-- START --

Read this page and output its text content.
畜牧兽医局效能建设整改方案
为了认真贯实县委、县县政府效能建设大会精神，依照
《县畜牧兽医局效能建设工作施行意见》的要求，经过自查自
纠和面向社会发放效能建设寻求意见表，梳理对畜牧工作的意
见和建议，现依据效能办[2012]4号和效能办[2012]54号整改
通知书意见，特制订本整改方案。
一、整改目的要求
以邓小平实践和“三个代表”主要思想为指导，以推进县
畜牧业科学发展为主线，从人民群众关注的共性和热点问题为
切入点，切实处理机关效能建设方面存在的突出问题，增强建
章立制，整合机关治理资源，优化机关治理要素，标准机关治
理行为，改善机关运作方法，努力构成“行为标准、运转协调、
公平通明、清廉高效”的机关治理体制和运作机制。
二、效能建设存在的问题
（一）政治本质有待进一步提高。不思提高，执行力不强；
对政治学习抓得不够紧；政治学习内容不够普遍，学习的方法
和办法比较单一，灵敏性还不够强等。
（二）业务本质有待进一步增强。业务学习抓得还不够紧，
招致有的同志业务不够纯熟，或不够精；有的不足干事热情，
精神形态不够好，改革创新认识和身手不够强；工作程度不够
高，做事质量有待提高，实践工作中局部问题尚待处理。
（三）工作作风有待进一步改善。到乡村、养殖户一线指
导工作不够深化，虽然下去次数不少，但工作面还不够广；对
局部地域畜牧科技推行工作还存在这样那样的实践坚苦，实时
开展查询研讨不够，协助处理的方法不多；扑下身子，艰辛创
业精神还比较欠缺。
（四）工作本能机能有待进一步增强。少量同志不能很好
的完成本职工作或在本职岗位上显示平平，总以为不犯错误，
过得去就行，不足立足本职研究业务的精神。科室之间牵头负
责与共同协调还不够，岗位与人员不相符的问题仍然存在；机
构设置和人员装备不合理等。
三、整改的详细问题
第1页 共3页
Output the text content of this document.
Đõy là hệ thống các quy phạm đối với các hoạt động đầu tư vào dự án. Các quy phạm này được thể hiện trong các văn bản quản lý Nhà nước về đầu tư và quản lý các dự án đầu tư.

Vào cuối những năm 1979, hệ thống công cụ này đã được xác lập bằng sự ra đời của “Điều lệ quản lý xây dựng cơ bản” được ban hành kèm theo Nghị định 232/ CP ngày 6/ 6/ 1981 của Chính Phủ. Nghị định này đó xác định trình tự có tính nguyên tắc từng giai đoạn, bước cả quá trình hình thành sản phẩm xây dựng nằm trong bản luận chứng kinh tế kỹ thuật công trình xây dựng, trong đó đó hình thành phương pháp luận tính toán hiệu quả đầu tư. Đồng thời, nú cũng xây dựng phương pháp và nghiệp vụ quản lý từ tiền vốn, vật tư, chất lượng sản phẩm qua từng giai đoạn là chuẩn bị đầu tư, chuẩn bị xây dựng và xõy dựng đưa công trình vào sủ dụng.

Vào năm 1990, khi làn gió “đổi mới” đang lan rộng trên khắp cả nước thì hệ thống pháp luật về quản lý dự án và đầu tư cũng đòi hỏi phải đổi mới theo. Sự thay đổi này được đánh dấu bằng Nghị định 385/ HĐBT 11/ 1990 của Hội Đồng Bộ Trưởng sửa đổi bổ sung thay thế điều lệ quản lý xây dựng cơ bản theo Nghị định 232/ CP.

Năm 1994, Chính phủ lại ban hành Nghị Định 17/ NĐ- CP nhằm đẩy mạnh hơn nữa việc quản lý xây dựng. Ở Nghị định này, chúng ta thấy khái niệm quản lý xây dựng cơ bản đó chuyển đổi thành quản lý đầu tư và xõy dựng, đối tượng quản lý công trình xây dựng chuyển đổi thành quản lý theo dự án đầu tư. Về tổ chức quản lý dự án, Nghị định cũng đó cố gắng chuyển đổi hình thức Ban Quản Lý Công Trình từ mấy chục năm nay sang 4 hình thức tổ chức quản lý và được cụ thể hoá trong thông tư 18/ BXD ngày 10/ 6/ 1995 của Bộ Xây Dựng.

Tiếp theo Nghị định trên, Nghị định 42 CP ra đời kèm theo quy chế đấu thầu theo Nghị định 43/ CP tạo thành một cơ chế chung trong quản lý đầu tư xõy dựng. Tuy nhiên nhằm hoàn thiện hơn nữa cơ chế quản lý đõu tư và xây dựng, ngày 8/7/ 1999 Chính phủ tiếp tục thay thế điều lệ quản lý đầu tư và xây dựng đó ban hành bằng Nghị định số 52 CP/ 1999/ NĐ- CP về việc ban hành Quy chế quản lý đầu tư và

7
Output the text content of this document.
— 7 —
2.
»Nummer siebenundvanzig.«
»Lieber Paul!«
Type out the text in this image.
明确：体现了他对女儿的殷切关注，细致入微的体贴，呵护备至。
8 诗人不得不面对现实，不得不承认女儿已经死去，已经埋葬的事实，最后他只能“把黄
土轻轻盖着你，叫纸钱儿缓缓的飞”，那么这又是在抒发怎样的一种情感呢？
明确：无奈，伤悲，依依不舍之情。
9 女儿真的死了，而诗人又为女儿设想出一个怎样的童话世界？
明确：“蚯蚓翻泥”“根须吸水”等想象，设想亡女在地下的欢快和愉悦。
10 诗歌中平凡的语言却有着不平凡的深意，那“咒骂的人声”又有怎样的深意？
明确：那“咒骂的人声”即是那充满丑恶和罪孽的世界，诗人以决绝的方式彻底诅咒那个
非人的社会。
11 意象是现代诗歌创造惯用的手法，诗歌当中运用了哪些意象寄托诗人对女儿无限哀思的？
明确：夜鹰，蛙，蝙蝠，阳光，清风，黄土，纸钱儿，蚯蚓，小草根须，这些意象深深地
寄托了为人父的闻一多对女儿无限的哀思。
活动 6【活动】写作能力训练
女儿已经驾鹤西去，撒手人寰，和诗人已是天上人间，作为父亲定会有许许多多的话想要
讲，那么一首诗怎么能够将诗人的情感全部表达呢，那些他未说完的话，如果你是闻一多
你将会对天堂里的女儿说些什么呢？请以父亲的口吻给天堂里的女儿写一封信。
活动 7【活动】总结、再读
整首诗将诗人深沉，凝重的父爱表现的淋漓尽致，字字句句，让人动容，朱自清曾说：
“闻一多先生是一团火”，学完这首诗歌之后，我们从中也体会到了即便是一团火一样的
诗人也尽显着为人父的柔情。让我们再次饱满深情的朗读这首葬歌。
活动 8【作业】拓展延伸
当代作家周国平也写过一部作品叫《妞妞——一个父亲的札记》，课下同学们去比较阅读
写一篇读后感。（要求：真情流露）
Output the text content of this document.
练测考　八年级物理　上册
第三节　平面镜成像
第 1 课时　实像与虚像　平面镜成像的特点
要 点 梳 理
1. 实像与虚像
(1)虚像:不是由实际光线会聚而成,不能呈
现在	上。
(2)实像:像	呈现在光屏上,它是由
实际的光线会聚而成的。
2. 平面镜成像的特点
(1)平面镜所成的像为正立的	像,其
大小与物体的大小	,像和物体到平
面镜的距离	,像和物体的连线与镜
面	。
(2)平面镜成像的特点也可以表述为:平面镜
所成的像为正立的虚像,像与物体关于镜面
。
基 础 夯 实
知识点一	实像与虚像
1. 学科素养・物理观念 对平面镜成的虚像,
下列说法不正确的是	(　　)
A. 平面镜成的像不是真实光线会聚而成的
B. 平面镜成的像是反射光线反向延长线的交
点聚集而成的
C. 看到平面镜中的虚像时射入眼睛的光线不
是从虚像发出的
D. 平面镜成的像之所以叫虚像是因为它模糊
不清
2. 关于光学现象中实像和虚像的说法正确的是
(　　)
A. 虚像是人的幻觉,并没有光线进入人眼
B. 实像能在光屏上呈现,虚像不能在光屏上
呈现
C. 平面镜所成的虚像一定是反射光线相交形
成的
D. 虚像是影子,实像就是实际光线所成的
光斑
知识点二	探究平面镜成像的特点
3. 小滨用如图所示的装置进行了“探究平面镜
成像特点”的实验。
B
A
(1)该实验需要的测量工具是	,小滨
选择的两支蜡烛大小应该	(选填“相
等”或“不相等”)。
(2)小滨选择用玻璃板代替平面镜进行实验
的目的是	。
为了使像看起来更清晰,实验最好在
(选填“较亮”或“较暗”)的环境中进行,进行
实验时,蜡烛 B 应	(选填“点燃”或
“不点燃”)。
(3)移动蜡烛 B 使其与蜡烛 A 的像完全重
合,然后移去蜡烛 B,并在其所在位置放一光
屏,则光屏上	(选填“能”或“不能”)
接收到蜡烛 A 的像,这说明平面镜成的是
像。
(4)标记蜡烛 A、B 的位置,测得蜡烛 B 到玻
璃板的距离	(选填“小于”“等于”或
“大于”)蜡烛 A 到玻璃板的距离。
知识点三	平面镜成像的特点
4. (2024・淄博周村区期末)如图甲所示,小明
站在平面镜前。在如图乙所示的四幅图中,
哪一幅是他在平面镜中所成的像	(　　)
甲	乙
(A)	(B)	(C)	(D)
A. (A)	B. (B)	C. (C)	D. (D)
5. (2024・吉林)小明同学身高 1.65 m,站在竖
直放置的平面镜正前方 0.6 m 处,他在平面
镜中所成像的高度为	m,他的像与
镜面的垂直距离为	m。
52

-- END --

**WHAT YOU WILL DO:**
Identify every line above with the string "thay" in it. Copy those lines.

**SOLUTION TO THIS TASK:**
Vào năm 1990, khi làn gió “đổi mới” đang lan rộng trên khắp cả nước thì hệ thống pháp luật về quản lý dự án và đầu tư cũng đòi hỏi phải đổi mới theo. Sự thay đổi này được đánh dấu bằng Nghị định 385/ HĐBT 11/ 1990 của Hội Đồng Bộ Trưởng sửa đổi bổ sung thay thế điều lệ quản lý xây dựng cơ bản theo Nghị định 232/ CP.
Tiếp theo Nghị định trên, Nghị định 42 CP ra đời kèm theo quy chế đấu thầu theo Nghị định 43/ CP tạo thành một cơ chế chung trong quản lý đầu tư xõy dựng. Tuy nhiên nhằm hoàn thiện hơn nữa cơ chế quản lý đõu tư và xây dựng, ngày 8/7/ 1999 Chính phủ tiếp tục thay thế điều lệ quản lý đầu tư và xây dựng đó ban hành bằng Nghị định số 52 CP/ 1999/ NĐ- CP về việc ban hành Quy chế quản lý đầu tư và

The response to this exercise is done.